(Structured figure records)
## Start

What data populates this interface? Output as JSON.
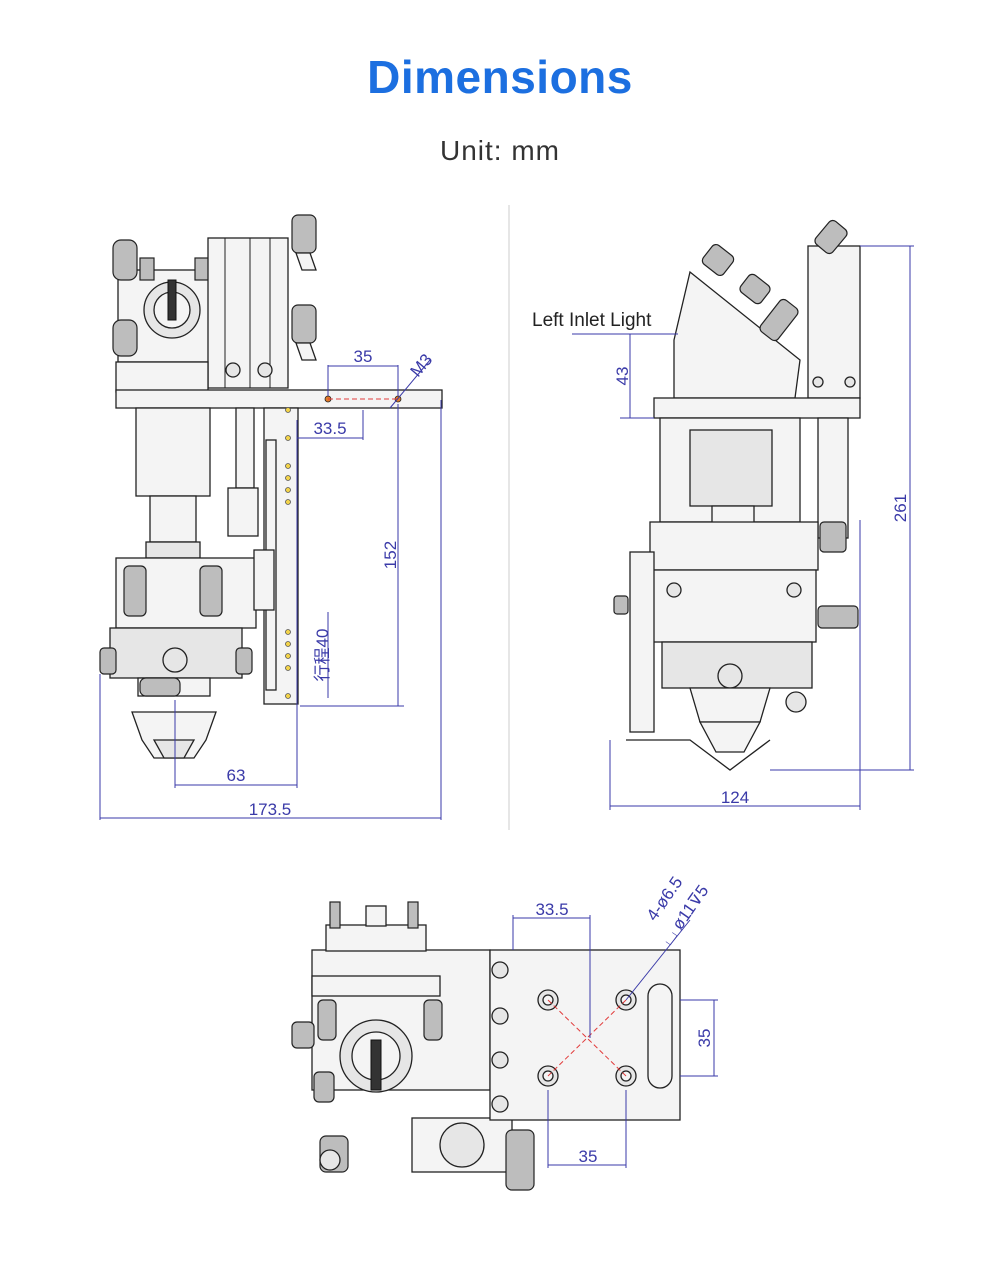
{
  "header": {
    "title": "Dimensions",
    "unit": "Unit: mm"
  },
  "front_view": {
    "dim_total_width": "173.5",
    "dim_nozzle_offset": "63",
    "dim_height": "152",
    "dim_stroke": "行程40",
    "dim_top_hole": "35",
    "dim_offset": "33.5",
    "thread": "M3"
  },
  "side_view": {
    "label_left_inlet": "Left Inlet Light",
    "dim_inlet_height": "43",
    "dim_total_height": "261",
    "dim_width": "124"
  },
  "top_view": {
    "dim_offset": "33.5",
    "dim_hole_spacing_x": "35",
    "dim_hole_spacing_y": "35",
    "hole_spec_line1": "4-ø6.5",
    "hole_spec_line2": "⌴ ø11⊽5"
  },
  "colors": {
    "title": "#1c6fe0",
    "dimension": "#3a3aa8",
    "centerline": "#e23b3b"
  }
}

## End

**WHAT THE TASK REQUIRES**
Leave out the pictures and return every record word for word.

**FINISHED EXERCISE**
What data populates this interface? Output as JSON.
{
  "header": {
    "title": "Dimensions",
    "unit": "Unit: mm"
  },
  "front_view": {
    "dim_total_width": "173.5",
    "dim_nozzle_offset": "63",
    "dim_height": "152",
    "dim_stroke": "行程40",
    "dim_top_hole": "35",
    "dim_offset": "33.5",
    "thread": "M3"
  },
  "side_view": {
    "label_left_inlet": "Left Inlet Light",
    "dim_inlet_height": "43",
    "dim_total_height": "261",
    "dim_width": "124"
  },
  "top_view": {
    "dim_offset": "33.5",
    "dim_hole_spacing_x": "35",
    "dim_hole_spacing_y": "35",
    "hole_spec_line1": "4-ø6.5",
    "hole_spec_line2": "⌴ ø11⊽5"
  },
  "colors": {
    "title": "#1c6fe0",
    "dimension": "#3a3aa8",
    "centerline": "#e23b3b"
  }
}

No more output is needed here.